TAREFA PROPOSTA 1 ▸
No texto sobre a curda Hawreen Ahmed, quantas vezes teve ela de mudar de escola antes de chegar à universidade?

:: TEXTO FORNECIDO

O rosto de uma nação que só quer ser um país. E ter paz
Esta é a história de quem cresceu no norte do Iraque, um país que sabe tudo sobre guerra e nada sobre paz. Hawreen Ahmed, atualmente em Portugal, conversou com o Notícias ao Minuto.
© Hawreen Kwestani
Mundo Curdistão
Hawreen Ahmed admite: “Não conhecia Portugal, nem sequer sabia onde ficava no mapa”. Mas o desconhecido não foi razão para não embarcar na aventura de vir estudar para o país. Quando chegou para tirar o doutoramento em engenharia civil, há três anos, a primeira surpresa: “Julgava que os europeus eram todos altos e loiros”, diz, numa conversa com o Notícias ao Minuto. “Afinal, são muito parecidos connosco”.
Hawreen tem 28 anos e vem do Curdistão iraquiano, a zona norte do Iraque. uma nação profundamente marcada pelas guerras que tem travado ao longo da história. “O nosso maior sonho é sermos reconhecidos como país”, desabafa, à medida que nos vai contando por tudo aquilo que viveu desde muito jovem. Primeiro, na guerra contra Saddam Hussein, depois na guerra civil e agora contra o Daesh. “Acho mesmo que nunca vamos ter paz”.
O povo curdo, refira-se, é considerado o maior povo do mundo sem país (cerca de 30 milhões) que se espalha pelo leste da Turquia, norte da Síria e do Iraque e noroeste do Irão.
Aos cinco anos, Hawreen perdeu o pai na guerra contra Saddam e aos sete ela própria escapou da morte “quase certa” quando soldados afetos a Saddam disparam contra todas as janelas de sua casa, “de baixo para cima, para garantir que morríamos todos”. O que salvou Hawreen e toda a família foi uma chamada que receberam a avisar do que se iria passar. “Mal sabiam eles que tínhamos deixado a casa dez minutos antes de chegarem”. Desse episódio marcante, Hawreen tem gravados na memória o susto e o som dos tiros disparados. “Na altura não percebi o que se estava a passar e não sabia por que razão estava toda a gente a chorar”.
Hawreen conta que não teve a melhor infância do mundo, mas reconhece que apesar de tudo, não foi tão má quanto a dos irmãos mais velhos. “Tive de mudar de escola nove vezes, antes de chegar à universidade. A guerra afetou a educação de muitas crianças naquela altura. Muitos deixaram a escola para sempre”, explica. Mas isso não faz de si "caso único". Sabe que a sua história confunde-se com a de milhares de curdos. E deixa cair o desabafo: “O povo curdo já viveu tantos momentos maus, que temos sempre a necessidade de provar a nossa nacionalidade, ideais e sentido de liberdade aos outros países, para que percebam o nosso ponto de vista".
Quando chegou a Portugal, confessa que tinha cuidado com a forma como agia e como falava porque pensava que poderia haver um estereótipo de que os iraquianos são agressivos, por causa da guerra. Mas, passados três anos, sente-se perfeitamente adaptada ao país que considera ser "o mais pacífico que já viu".

::::

TAREFA PROPOSTA 2 ▸
Apresente como tabela Markdown, com as colunas Nº e Linha, o trecho dos registos que começa na primeira linha e termina na linha que contém "refresh-icon: ↻ bbox=[59, 324, 71, 341]", incluindo ambas as extremidades e omitindo as linhas em branco.

:: REGISTOS DE DADOS

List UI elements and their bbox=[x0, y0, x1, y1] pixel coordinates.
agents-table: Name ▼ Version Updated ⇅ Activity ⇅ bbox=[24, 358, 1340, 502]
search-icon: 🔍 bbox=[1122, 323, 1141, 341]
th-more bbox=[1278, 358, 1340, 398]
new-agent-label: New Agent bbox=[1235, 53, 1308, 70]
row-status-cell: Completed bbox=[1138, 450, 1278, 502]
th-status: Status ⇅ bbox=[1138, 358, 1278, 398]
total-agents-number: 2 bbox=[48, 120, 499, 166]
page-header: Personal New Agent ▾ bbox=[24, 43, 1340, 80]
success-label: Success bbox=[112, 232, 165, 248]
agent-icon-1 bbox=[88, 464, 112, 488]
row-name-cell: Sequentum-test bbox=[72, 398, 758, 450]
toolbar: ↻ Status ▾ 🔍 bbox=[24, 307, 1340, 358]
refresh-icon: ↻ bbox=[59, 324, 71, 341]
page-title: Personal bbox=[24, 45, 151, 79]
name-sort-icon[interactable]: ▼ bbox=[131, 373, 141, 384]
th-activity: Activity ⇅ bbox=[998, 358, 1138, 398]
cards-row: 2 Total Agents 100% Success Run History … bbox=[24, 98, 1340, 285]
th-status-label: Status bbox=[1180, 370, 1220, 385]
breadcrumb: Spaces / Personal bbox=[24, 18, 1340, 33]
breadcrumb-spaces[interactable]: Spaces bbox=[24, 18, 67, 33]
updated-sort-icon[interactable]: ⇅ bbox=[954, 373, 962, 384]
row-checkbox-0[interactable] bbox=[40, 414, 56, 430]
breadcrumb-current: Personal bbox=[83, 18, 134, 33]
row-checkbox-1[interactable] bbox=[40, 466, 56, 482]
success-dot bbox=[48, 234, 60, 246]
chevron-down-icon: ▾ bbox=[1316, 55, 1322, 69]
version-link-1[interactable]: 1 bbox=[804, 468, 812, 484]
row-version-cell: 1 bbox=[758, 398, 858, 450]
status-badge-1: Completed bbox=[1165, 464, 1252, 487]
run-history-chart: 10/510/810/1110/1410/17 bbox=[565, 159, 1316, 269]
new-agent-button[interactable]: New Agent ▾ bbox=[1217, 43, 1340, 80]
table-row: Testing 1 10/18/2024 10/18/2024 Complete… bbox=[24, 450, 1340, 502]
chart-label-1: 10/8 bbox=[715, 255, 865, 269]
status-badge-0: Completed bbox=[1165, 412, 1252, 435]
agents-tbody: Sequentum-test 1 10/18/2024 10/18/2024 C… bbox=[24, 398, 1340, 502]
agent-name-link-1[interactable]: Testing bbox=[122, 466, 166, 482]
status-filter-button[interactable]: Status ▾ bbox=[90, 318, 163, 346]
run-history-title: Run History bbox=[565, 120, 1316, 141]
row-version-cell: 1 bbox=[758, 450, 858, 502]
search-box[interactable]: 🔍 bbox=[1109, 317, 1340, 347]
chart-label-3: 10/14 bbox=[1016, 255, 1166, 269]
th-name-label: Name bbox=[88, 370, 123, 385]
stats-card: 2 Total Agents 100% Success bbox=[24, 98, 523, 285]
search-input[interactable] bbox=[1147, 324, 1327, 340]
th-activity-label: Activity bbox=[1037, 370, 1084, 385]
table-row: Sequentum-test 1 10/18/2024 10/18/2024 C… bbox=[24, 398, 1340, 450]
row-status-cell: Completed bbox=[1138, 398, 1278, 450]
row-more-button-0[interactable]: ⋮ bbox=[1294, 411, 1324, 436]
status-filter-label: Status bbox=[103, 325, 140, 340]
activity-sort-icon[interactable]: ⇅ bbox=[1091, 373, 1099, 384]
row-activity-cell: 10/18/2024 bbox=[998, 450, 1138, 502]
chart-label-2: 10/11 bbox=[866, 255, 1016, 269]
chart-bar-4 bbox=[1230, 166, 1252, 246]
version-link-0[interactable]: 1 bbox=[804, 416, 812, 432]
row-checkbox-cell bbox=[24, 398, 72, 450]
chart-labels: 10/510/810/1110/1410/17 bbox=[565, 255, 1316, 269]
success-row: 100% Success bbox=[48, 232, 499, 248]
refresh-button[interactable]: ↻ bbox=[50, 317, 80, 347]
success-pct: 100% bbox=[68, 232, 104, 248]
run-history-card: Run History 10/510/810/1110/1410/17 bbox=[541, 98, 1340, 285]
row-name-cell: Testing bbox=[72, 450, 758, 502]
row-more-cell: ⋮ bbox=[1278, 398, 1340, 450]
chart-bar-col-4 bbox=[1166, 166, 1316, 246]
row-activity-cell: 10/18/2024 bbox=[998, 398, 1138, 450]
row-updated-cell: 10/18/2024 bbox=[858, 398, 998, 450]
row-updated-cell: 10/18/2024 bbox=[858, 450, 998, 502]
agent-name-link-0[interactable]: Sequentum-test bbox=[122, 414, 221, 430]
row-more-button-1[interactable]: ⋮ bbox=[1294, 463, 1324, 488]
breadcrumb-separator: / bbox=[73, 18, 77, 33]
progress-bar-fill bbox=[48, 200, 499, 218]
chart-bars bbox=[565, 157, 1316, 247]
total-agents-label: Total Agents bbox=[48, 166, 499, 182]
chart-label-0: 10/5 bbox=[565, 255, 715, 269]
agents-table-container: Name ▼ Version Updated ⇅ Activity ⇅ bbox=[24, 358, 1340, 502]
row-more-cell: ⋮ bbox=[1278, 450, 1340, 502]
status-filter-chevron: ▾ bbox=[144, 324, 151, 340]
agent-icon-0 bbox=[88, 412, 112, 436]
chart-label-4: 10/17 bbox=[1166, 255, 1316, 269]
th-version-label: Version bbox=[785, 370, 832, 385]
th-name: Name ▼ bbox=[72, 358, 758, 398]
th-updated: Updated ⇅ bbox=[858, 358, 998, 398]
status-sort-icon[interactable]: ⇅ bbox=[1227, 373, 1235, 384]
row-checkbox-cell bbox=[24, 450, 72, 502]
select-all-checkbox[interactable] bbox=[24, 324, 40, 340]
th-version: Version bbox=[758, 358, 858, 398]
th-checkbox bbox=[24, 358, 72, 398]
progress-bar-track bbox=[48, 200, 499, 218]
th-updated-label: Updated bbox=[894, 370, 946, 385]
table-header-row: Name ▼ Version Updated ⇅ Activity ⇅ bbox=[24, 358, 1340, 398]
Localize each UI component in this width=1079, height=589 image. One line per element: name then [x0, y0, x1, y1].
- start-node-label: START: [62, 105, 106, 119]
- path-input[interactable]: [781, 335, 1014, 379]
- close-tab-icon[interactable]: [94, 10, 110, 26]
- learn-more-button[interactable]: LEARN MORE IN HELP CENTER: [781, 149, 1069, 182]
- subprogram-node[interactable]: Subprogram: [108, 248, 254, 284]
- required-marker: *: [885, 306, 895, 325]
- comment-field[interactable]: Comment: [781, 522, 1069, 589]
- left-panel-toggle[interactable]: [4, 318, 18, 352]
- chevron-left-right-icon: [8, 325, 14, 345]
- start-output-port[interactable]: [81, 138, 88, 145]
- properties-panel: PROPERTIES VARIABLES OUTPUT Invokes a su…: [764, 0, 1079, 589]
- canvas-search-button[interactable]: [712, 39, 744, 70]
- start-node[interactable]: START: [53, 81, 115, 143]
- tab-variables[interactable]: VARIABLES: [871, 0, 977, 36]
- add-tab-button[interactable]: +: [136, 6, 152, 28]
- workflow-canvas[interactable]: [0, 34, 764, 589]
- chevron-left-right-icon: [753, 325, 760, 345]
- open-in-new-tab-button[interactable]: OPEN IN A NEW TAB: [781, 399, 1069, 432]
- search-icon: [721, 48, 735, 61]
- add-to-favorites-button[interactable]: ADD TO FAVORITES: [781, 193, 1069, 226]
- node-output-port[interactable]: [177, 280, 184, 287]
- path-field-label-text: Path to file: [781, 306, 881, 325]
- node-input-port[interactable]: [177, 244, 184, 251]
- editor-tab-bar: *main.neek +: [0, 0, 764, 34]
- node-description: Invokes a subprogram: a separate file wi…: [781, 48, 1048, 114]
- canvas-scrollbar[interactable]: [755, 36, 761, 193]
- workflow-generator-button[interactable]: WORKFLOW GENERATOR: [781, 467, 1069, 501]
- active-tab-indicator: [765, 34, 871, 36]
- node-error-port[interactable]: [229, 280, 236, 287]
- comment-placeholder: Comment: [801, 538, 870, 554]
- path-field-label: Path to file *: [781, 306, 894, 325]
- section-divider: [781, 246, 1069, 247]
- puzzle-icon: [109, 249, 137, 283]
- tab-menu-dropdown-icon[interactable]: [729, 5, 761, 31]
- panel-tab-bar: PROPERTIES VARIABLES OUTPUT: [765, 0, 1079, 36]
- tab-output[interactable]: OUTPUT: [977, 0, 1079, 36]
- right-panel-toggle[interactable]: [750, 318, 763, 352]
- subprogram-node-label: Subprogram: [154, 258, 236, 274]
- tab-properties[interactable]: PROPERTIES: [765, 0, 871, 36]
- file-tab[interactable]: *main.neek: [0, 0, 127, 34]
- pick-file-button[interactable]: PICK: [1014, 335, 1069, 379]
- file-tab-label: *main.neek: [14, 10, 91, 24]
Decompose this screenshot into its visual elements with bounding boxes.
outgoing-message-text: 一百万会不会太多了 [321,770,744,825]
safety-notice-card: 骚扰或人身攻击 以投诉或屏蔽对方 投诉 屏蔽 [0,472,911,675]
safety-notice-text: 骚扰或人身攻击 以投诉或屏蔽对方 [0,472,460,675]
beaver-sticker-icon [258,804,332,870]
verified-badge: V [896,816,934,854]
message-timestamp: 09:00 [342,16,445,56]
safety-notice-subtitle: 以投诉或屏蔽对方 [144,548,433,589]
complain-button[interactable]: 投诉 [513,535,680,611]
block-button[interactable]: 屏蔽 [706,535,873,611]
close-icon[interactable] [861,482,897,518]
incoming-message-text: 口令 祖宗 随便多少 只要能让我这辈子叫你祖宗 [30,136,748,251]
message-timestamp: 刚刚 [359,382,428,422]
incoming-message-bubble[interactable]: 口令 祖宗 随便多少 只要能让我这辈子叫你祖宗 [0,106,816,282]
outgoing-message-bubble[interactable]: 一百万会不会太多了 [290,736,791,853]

::::

RESOLUÇÃO COMPLETA 1 ▸
Nove vezes.

RESOLUÇÃO COMPLETA 2 ▸
| Nº | Linha |
|---|---|
| 1 | List UI elements and their bbox=[x0, y0, x1, y1] pixel coordinates. |
| 2 | agents-table: Name ▼ Version Updated ⇅ Activity ⇅ bbox=[24, 358, 1340, 502] |
| 3 | search-icon: 🔍 bbox=[1122, 323, 1141, 341] |
| 4 | th-more bbox=[1278, 358, 1340, 398] |
| 5 | new-agent-label: New Agent bbox=[1235, 53, 1308, 70] |
| 6 | row-status-cell: Completed bbox=[1138, 450, 1278, 502] |
| 7 | th-status: Status ⇅ bbox=[1138, 358, 1278, 398] |
| 8 | total-agents-number: 2 bbox=[48, 120, 499, 166] |
| 9 | page-header: Personal New Agent ▾ bbox=[24, 43, 1340, 80] |
| 10 | success-label: Success bbox=[112, 232, 165, 248] |
| 11 | agent-icon-1 bbox=[88, 464, 112, 488] |
| 12 | row-name-cell: Sequentum-test bbox=[72, 398, 758, 450] |
| 13 | toolbar: ↻ Status ▾ 🔍 bbox=[24, 307, 1340, 358] |
| 14 | refresh-icon: ↻ bbox=[59, 324, 71, 341] |